| Short exercise |
From the listing below, pull out the lines that hold "JSON".

| Exercise materials |
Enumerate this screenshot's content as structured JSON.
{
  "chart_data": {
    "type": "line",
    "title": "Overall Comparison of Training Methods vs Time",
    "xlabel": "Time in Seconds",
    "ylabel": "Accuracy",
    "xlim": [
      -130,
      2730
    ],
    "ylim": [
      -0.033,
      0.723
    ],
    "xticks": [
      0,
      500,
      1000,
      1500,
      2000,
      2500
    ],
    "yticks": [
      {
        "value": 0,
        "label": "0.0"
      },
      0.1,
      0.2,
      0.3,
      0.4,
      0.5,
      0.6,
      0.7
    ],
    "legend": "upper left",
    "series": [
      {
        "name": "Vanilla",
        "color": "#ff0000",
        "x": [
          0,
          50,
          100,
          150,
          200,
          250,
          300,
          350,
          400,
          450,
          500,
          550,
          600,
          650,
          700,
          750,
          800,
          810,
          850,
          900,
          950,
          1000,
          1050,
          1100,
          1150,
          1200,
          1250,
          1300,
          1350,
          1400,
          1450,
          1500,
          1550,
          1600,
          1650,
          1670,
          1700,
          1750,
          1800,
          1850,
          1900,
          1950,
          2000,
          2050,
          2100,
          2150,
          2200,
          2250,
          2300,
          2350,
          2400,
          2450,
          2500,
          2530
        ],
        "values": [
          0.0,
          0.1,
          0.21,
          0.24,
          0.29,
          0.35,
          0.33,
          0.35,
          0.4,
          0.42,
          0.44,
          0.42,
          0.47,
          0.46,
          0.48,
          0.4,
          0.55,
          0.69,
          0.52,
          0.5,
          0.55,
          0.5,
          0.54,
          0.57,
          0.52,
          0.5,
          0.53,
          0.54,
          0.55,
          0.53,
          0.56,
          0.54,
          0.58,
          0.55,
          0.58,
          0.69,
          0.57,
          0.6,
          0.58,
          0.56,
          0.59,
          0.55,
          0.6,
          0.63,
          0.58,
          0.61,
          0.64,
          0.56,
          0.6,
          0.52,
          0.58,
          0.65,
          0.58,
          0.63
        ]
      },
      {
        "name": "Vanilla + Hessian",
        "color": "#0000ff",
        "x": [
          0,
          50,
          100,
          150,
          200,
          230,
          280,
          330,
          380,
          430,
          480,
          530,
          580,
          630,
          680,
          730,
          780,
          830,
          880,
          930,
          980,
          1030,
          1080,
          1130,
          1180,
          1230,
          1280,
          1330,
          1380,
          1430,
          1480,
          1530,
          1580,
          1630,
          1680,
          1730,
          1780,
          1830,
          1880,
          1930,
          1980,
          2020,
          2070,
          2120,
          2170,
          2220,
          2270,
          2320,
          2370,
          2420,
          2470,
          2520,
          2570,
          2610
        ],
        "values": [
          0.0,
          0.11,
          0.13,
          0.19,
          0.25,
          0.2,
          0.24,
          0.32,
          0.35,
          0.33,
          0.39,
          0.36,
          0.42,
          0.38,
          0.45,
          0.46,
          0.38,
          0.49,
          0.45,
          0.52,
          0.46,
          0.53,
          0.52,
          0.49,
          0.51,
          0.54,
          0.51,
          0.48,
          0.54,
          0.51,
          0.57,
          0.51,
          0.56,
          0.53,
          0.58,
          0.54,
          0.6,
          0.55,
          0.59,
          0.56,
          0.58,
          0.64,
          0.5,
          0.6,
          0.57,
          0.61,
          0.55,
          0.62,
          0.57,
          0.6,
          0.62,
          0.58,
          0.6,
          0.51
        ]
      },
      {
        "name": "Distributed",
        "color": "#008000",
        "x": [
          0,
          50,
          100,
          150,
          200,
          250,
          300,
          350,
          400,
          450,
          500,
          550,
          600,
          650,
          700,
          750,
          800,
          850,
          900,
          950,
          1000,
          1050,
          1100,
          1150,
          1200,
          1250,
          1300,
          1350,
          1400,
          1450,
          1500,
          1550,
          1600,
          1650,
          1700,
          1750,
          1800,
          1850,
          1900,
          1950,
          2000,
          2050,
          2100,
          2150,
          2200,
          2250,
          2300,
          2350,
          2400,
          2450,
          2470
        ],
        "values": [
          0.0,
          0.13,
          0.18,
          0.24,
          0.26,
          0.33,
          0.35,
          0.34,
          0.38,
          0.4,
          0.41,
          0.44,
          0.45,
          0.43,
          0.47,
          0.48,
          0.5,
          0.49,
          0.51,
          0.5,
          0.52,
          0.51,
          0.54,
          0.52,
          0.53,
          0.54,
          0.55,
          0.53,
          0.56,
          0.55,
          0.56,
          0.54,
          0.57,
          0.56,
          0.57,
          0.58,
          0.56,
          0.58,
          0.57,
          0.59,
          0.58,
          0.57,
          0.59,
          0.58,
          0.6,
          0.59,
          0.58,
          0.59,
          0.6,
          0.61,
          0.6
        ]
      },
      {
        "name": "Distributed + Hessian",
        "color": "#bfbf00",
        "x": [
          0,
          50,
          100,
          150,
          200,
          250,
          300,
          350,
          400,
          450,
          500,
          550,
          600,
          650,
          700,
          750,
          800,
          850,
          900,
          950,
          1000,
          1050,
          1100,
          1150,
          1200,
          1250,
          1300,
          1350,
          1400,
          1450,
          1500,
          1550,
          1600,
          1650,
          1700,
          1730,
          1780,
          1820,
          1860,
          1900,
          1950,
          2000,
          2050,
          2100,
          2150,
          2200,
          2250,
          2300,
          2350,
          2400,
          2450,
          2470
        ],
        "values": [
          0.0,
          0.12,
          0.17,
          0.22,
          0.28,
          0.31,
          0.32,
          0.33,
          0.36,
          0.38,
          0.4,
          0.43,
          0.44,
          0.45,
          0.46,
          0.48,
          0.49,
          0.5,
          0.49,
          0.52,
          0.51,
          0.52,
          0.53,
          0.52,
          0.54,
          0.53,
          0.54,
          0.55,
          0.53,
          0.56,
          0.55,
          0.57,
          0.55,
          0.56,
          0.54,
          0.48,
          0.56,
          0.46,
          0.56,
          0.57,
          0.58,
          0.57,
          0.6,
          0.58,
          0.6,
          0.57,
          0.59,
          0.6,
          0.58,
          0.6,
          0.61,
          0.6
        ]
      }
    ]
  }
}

---

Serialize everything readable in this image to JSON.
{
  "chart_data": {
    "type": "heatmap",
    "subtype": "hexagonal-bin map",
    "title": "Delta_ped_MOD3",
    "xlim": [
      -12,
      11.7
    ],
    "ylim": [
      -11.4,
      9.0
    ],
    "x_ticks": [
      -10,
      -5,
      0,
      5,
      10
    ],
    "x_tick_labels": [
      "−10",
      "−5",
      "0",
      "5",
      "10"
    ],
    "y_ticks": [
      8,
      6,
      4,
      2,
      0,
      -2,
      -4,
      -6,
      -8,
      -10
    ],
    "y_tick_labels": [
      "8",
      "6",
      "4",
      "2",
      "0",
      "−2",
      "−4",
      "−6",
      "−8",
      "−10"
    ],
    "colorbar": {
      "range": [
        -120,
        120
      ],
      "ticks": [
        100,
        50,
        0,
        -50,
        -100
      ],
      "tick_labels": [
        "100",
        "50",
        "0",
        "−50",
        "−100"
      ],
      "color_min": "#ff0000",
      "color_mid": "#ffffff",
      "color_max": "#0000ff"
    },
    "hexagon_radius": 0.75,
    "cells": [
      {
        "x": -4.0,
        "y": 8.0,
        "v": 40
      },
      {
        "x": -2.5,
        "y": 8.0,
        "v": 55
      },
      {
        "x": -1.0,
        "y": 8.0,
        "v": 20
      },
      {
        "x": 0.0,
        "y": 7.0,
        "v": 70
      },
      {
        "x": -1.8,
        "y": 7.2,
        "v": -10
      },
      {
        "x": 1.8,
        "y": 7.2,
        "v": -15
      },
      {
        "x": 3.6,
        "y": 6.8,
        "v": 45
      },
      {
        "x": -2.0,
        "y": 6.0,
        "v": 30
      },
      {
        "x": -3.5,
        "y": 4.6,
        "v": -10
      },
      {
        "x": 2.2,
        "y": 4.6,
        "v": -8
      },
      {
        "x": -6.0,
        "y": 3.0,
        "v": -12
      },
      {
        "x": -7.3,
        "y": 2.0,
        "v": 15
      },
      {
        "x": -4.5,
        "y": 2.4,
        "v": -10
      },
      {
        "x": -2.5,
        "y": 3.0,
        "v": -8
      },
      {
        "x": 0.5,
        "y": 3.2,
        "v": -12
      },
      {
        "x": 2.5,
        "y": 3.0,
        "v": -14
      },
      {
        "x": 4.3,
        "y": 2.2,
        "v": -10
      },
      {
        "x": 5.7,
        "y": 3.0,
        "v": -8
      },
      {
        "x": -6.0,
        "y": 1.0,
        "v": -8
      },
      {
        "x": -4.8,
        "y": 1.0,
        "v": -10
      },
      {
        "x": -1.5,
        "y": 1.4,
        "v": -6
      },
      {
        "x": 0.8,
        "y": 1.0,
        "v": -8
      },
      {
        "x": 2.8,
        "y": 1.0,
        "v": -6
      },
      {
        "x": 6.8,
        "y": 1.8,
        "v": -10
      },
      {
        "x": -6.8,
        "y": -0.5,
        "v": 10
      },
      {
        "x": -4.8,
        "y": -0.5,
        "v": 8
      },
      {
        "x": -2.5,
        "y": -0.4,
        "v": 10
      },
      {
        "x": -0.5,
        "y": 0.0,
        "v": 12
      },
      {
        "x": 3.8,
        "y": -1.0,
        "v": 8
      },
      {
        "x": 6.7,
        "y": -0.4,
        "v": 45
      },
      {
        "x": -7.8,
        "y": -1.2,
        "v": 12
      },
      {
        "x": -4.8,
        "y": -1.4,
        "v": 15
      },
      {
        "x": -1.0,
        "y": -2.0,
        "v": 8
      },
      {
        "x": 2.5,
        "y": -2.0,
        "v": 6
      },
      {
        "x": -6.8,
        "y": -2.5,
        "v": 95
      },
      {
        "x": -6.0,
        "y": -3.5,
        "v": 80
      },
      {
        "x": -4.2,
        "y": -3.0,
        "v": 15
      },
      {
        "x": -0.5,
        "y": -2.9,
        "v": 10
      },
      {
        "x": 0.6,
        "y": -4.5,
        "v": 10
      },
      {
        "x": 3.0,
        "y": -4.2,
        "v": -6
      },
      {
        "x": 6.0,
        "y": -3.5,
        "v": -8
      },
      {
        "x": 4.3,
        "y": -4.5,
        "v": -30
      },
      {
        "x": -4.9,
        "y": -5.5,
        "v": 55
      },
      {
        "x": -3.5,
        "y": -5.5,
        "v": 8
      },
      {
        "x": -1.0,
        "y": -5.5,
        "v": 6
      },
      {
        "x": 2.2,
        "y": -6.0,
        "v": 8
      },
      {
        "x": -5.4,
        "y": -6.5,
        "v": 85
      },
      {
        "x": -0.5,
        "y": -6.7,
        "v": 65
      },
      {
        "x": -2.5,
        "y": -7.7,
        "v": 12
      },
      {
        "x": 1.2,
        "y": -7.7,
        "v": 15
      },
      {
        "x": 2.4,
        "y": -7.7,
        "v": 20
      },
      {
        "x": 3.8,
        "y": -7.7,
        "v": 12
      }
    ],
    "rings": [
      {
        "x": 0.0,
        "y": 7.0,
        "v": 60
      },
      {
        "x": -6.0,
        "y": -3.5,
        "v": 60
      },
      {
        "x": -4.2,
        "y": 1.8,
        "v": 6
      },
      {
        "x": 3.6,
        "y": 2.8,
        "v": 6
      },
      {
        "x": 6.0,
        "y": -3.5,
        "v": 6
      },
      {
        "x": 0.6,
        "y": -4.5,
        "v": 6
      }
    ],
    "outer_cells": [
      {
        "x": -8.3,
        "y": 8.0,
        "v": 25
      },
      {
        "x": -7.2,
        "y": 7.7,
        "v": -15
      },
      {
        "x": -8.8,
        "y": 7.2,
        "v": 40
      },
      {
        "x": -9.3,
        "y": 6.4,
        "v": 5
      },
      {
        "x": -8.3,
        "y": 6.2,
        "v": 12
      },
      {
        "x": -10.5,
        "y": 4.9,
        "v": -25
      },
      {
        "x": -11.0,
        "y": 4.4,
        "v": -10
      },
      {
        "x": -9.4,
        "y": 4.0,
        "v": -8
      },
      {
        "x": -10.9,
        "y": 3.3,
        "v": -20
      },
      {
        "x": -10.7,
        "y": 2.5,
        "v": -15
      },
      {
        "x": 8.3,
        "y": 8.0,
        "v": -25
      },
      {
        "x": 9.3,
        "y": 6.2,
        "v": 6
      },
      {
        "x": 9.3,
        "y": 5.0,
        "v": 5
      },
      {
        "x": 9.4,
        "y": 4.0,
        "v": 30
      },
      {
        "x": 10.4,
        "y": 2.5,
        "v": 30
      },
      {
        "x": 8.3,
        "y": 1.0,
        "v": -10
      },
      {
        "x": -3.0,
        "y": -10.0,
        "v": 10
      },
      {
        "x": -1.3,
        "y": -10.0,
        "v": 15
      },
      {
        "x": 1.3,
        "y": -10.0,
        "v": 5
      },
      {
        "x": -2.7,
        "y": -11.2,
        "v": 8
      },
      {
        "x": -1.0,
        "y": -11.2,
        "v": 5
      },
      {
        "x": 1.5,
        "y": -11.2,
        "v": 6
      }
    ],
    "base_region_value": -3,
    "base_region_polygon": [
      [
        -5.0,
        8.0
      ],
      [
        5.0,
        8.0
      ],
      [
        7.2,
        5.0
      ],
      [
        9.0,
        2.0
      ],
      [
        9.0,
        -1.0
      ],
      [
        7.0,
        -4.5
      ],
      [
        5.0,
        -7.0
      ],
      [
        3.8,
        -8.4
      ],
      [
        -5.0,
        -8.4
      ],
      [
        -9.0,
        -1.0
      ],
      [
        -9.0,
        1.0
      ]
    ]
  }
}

| Answer for this exercise |
Enumerate this screenshot's content as structured JSON.
Serialize everything readable in this image to JSON.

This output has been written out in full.